Set task - Count the lines in the data below where the string "Ziel" occurs, please, and give the number alone.

◇ ◇ ◇ ◇ ◇

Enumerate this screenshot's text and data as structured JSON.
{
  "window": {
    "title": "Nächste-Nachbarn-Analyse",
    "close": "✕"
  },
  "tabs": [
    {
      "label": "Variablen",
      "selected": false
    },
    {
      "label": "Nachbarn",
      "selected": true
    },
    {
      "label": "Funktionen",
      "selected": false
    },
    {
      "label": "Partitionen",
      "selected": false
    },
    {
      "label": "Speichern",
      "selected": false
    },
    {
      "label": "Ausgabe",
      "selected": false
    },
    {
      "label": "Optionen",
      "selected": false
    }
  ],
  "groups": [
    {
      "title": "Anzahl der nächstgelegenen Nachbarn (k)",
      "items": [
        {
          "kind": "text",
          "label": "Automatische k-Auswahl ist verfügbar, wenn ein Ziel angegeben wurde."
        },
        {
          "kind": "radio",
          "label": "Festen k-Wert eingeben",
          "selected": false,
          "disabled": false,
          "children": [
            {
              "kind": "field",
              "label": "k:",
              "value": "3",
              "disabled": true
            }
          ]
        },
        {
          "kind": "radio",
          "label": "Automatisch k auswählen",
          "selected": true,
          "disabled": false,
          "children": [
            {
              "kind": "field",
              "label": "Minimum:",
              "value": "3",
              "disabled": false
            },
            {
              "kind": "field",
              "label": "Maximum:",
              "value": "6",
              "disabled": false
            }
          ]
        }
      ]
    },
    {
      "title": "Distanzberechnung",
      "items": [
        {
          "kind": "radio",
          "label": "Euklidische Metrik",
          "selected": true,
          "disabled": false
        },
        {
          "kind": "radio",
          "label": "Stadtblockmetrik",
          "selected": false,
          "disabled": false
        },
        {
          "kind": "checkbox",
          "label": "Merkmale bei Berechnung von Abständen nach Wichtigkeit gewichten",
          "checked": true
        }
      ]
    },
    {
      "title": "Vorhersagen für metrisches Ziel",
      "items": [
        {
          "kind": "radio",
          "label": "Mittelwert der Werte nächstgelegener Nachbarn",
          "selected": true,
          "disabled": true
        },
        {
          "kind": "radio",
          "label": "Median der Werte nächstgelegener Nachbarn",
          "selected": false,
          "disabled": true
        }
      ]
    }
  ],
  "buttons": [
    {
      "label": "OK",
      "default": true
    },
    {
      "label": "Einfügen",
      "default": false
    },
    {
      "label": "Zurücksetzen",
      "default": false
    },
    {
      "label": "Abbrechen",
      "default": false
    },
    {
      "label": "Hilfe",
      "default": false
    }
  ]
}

◇ ◇ ◇ ◇ ◇

Final result - 2